▶ Work to be completed
Collect every line in the records below that contains the word "Metrics".

▶ Given records
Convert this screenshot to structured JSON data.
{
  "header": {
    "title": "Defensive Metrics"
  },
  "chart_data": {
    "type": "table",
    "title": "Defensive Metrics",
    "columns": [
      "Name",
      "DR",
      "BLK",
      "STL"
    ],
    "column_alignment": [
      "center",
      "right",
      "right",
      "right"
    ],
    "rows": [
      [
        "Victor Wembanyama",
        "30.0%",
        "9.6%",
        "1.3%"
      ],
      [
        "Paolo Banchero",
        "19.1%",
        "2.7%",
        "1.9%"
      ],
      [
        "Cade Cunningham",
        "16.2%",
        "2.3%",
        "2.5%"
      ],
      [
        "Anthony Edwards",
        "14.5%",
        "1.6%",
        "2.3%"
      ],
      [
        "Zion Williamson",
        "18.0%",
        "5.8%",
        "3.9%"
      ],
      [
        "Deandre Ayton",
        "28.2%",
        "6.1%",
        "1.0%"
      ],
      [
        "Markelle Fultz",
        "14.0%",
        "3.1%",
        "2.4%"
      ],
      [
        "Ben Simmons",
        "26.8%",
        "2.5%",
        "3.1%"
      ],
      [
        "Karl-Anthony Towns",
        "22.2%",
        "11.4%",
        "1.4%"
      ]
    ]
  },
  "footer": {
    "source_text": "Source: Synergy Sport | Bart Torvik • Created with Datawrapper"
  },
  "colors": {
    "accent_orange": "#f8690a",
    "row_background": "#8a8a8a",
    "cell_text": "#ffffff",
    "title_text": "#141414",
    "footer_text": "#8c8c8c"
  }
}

▶ Output of the task
    "title": "Defensive Metrics"
    "title": "Defensive Metrics",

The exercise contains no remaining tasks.